EXERCISE REQUIREMENTS
Exactly reproduce the lines that follow.

(Records about charts and figures)

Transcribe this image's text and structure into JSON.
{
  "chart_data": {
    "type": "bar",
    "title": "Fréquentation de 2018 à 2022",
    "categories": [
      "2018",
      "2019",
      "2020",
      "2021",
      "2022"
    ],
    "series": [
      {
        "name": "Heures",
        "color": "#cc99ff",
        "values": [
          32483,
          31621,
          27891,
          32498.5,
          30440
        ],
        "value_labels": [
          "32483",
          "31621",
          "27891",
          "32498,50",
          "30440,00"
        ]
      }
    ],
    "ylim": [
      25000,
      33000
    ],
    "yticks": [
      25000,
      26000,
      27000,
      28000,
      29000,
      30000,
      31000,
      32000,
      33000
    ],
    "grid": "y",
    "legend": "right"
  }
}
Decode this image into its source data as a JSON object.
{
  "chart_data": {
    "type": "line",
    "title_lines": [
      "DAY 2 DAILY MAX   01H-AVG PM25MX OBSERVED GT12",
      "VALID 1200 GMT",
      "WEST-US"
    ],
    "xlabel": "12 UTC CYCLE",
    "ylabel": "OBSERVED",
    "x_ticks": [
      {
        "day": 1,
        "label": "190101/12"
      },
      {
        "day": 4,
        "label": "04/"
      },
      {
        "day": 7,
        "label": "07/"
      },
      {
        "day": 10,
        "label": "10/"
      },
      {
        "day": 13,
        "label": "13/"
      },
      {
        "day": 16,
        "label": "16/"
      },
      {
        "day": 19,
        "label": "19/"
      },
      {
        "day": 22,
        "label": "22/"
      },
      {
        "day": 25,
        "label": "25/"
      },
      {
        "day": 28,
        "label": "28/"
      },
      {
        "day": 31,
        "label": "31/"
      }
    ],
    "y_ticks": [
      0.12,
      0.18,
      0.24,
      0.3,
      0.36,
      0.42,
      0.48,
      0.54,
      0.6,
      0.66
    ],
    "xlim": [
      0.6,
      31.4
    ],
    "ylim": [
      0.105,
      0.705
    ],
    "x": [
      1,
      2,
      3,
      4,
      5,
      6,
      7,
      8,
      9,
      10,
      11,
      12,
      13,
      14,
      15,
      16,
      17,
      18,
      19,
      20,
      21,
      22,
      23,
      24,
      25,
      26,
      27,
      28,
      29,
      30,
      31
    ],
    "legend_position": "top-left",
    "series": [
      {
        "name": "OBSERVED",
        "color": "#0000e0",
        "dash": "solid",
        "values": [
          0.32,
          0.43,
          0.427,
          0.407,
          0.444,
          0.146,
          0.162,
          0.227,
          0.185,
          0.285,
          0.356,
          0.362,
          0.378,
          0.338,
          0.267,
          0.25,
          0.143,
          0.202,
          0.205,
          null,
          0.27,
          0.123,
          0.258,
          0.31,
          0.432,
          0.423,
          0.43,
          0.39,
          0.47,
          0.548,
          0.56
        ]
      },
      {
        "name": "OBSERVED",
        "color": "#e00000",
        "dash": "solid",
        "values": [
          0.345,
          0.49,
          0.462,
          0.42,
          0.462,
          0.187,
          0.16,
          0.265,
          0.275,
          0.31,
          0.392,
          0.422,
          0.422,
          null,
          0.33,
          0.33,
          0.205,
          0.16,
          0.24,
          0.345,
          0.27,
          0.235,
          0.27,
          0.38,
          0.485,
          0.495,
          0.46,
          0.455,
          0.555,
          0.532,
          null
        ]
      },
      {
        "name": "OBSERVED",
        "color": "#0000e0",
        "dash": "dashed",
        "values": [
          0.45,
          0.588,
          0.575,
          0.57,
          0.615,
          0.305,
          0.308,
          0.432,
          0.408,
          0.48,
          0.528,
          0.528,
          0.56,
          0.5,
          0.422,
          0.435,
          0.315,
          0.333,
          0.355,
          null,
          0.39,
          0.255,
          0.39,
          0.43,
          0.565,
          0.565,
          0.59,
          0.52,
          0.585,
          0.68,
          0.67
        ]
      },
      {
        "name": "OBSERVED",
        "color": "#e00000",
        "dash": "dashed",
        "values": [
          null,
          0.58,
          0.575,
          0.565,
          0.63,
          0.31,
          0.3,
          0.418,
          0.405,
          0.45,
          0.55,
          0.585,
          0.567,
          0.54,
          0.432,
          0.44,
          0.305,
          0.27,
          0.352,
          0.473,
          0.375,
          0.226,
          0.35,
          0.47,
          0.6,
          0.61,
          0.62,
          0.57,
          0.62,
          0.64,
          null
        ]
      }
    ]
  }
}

RESPONSE FOR THIS EXERCISE
Transcribe this image's text and structure into JSON.
{
  "chart_data": {
    "type": "bar",
    "title": "Fréquentation de 2018 à 2022",
    "categories": [
      "2018",
      "2019",
      "2020",
      "2021",
      "2022"
    ],
    "series": [
      {
        "name": "Heures",
        "color": "#cc99ff",
        "values": [
          32483,
          31621,
          27891,
          32498.5,
          30440
        ],
        "value_labels": [
          "32483",
          "31621",
          "27891",
          "32498,50",
          "30440,00"
        ]
      }
    ],
    "ylim": [
      25000,
      33000
    ],
    "yticks": [
      25000,
      26000,
      27000,
      28000,
      29000,
      30000,
      31000,
      32000,
      33000
    ],
    "grid": "y",
    "legend": "right"
  }
}
Decode this image into its source data as a JSON object.
{
  "chart_data": {
    "type": "line",
    "title_lines": [
      "DAY 2 DAILY MAX   01H-AVG PM25MX OBSERVED GT12",
      "VALID 1200 GMT",
      "WEST-US"
    ],
    "xlabel": "12 UTC CYCLE",
    "ylabel": "OBSERVED",
    "x_ticks": [
      {
        "day": 1,
        "label": "190101/12"
      },
      {
        "day": 4,
        "label": "04/"
      },
      {
        "day": 7,
        "label": "07/"
      },
      {
        "day": 10,
        "label": "10/"
      },
      {
        "day": 13,
        "label": "13/"
      },
      {
        "day": 16,
        "label": "16/"
      },
      {
        "day": 19,
        "label": "19/"
      },
      {
        "day": 22,
        "label": "22/"
      },
      {
        "day": 25,
        "label": "25/"
      },
      {
        "day": 28,
        "label": "28/"
      },
      {
        "day": 31,
        "label": "31/"
      }
    ],
    "y_ticks": [
      0.12,
      0.18,
      0.24,
      0.3,
      0.36,
      0.42,
      0.48,
      0.54,
      0.6,
      0.66
    ],
    "xlim": [
      0.6,
      31.4
    ],
    "ylim": [
      0.105,
      0.705
    ],
    "x": [
      1,
      2,
      3,
      4,
      5,
      6,
      7,
      8,
      9,
      10,
      11,
      12,
      13,
      14,
      15,
      16,
      17,
      18,
      19,
      20,
      21,
      22,
      23,
      24,
      25,
      26,
      27,
      28,
      29,
      30,
      31
    ],
    "legend_position": "top-left",
    "series": [
      {
        "name": "OBSERVED",
        "color": "#0000e0",
        "dash": "solid",
        "values": [
          0.32,
          0.43,
          0.427,
          0.407,
          0.444,
          0.146,
          0.162,
          0.227,
          0.185,
          0.285,
          0.356,
          0.362,
          0.378,
          0.338,
          0.267,
          0.25,
          0.143,
          0.202,
          0.205,
          null,
          0.27,
          0.123,
          0.258,
          0.31,
          0.432,
          0.423,
          0.43,
          0.39,
          0.47,
          0.548,
          0.56
        ]
      },
      {
        "name": "OBSERVED",
        "color": "#e00000",
        "dash": "solid",
        "values": [
          0.345,
          0.49,
          0.462,
          0.42,
          0.462,
          0.187,
          0.16,
          0.265,
          0.275,
          0.31,
          0.392,
          0.422,
          0.422,
          null,
          0.33,
          0.33,
          0.205,
          0.16,
          0.24,
          0.345,
          0.27,
          0.235,
          0.27,
          0.38,
          0.485,
          0.495,
          0.46,
          0.455,
          0.555,
          0.532,
          null
        ]
      },
      {
        "name": "OBSERVED",
        "color": "#0000e0",
        "dash": "dashed",
        "values": [
          0.45,
          0.588,
          0.575,
          0.57,
          0.615,
          0.305,
          0.308,
          0.432,
          0.408,
          0.48,
          0.528,
          0.528,
          0.56,
          0.5,
          0.422,
          0.435,
          0.315,
          0.333,
          0.355,
          null,
          0.39,
          0.255,
          0.39,
          0.43,
          0.565,
          0.565,
          0.59,
          0.52,
          0.585,
          0.68,
          0.67
        ]
      },
      {
        "name": "OBSERVED",
        "color": "#e00000",
        "dash": "dashed",
        "values": [
          null,
          0.58,
          0.575,
          0.565,
          0.63,
          0.31,
          0.3,
          0.418,
          0.405,
          0.45,
          0.55,
          0.585,
          0.567,
          0.54,
          0.432,
          0.44,
          0.305,
          0.27,
          0.352,
          0.473,
          0.375,
          0.226,
          0.35,
          0.47,
          0.6,
          0.61,
          0.62,
          0.57,
          0.62,
          0.64,
          null
        ]
      }
    ]
  }
}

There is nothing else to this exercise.